::: Data entries

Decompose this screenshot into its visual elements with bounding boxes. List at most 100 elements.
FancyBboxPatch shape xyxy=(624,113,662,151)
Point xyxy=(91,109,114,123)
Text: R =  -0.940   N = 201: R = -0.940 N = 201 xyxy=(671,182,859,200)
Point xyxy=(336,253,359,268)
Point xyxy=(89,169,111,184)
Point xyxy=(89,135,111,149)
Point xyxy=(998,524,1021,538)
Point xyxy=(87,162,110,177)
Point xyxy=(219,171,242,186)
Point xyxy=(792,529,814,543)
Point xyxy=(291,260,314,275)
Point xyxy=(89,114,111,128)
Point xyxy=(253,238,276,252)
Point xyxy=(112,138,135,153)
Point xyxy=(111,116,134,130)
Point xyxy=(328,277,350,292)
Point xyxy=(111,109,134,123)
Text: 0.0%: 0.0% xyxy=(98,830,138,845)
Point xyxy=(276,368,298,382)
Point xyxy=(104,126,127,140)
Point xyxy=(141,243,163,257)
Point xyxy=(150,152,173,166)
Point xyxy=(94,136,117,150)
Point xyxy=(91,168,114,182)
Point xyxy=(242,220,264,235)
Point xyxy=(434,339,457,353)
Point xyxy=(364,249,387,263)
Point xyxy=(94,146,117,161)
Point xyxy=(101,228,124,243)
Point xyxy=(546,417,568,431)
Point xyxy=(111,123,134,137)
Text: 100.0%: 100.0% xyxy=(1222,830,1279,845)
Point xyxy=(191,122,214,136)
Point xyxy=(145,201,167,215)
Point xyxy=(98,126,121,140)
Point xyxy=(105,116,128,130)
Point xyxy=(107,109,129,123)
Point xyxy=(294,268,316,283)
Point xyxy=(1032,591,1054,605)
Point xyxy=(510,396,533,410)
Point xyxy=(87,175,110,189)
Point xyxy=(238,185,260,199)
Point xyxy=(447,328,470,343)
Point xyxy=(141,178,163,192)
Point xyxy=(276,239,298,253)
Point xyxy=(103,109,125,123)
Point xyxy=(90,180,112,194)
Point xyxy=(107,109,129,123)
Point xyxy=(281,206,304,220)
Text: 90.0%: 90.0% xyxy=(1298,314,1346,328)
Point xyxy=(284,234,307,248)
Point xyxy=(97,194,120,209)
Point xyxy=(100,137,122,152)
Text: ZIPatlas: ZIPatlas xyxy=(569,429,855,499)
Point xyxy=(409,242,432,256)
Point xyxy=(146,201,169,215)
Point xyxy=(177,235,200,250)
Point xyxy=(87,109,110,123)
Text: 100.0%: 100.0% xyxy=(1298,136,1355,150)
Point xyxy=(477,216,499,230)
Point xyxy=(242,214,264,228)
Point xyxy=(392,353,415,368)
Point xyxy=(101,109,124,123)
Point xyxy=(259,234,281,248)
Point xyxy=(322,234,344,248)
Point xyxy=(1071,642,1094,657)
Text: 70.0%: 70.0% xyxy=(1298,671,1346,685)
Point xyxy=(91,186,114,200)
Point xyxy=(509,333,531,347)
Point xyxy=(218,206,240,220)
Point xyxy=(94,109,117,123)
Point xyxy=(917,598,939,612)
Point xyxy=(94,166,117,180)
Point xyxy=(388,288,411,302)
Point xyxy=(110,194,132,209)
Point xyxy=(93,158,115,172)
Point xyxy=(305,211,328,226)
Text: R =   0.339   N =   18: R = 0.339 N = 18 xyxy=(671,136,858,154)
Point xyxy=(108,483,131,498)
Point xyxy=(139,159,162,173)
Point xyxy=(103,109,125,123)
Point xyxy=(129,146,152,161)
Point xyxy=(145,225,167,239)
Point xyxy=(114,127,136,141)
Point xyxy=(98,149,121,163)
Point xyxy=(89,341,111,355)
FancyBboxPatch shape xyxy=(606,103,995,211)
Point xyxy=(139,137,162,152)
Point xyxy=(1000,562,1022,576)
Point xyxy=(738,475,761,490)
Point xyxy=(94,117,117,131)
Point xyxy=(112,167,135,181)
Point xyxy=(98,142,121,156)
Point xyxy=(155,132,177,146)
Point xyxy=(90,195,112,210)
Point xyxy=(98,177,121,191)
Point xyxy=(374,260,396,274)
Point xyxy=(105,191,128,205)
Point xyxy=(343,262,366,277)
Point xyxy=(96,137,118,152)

::::::

● **Task goal**: Reproduce the items verbatim, beginning at their first line and ending with the line that contains "Point xyxy=(509,333,531,347)", both lines included.

● **Expected answer**:
Decompose this screenshot into its visual elements with bounding boxes. List at most 100 elements.
FancyBboxPatch shape xyxy=(624,113,662,151)
Point xyxy=(91,109,114,123)
Text: R =  -0.940   N = 201: R = -0.940 N = 201 xyxy=(671,182,859,200)
Point xyxy=(336,253,359,268)
Point xyxy=(89,169,111,184)
Point xyxy=(89,135,111,149)
Point xyxy=(998,524,1021,538)
Point xyxy=(87,162,110,177)
Point xyxy=(219,171,242,186)
Point xyxy=(792,529,814,543)
Point xyxy=(291,260,314,275)
Point xyxy=(89,114,111,128)
Point xyxy=(253,238,276,252)
Point xyxy=(112,138,135,153)
Point xyxy=(111,116,134,130)
Point xyxy=(328,277,350,292)
Point xyxy=(111,109,134,123)
Text: 0.0%: 0.0% xyxy=(98,830,138,845)
Point xyxy=(276,368,298,382)
Point xyxy=(104,126,127,140)
Point xyxy=(141,243,163,257)
Point xyxy=(150,152,173,166)
Point xyxy=(94,136,117,150)
Point xyxy=(91,168,114,182)
Point xyxy=(242,220,264,235)
Point xyxy=(434,339,457,353)
Point xyxy=(364,249,387,263)
Point xyxy=(94,146,117,161)
Point xyxy=(101,228,124,243)
Point xyxy=(546,417,568,431)
Point xyxy=(111,123,134,137)
Text: 100.0%: 100.0% xyxy=(1222,830,1279,845)
Point xyxy=(191,122,214,136)
Point xyxy=(145,201,167,215)
Point xyxy=(98,126,121,140)
Point xyxy=(105,116,128,130)
Point xyxy=(107,109,129,123)
Point xyxy=(294,268,316,283)
Point xyxy=(1032,591,1054,605)
Point xyxy=(510,396,533,410)
Point xyxy=(87,175,110,189)
Point xyxy=(238,185,260,199)
Point xyxy=(447,328,470,343)
Point xyxy=(141,178,163,192)
Point xyxy=(276,239,298,253)
Point xyxy=(103,109,125,123)
Point xyxy=(90,180,112,194)
Point xyxy=(107,109,129,123)
Point xyxy=(281,206,304,220)
Text: 90.0%: 90.0% xyxy=(1298,314,1346,328)
Point xyxy=(284,234,307,248)
Point xyxy=(97,194,120,209)
Point xyxy=(100,137,122,152)
Text: ZIPatlas: ZIPatlas xyxy=(569,429,855,499)
Point xyxy=(409,242,432,256)
Point xyxy=(146,201,169,215)
Point xyxy=(177,235,200,250)
Point xyxy=(87,109,110,123)
Text: 100.0%: 100.0% xyxy=(1298,136,1355,150)
Point xyxy=(477,216,499,230)
Point xyxy=(242,214,264,228)
Point xyxy=(392,353,415,368)
Point xyxy=(101,109,124,123)
Point xyxy=(259,234,281,248)
Point xyxy=(322,234,344,248)
Point xyxy=(1071,642,1094,657)
Text: 70.0%: 70.0% xyxy=(1298,671,1346,685)
Point xyxy=(91,186,114,200)
Point xyxy=(509,333,531,347)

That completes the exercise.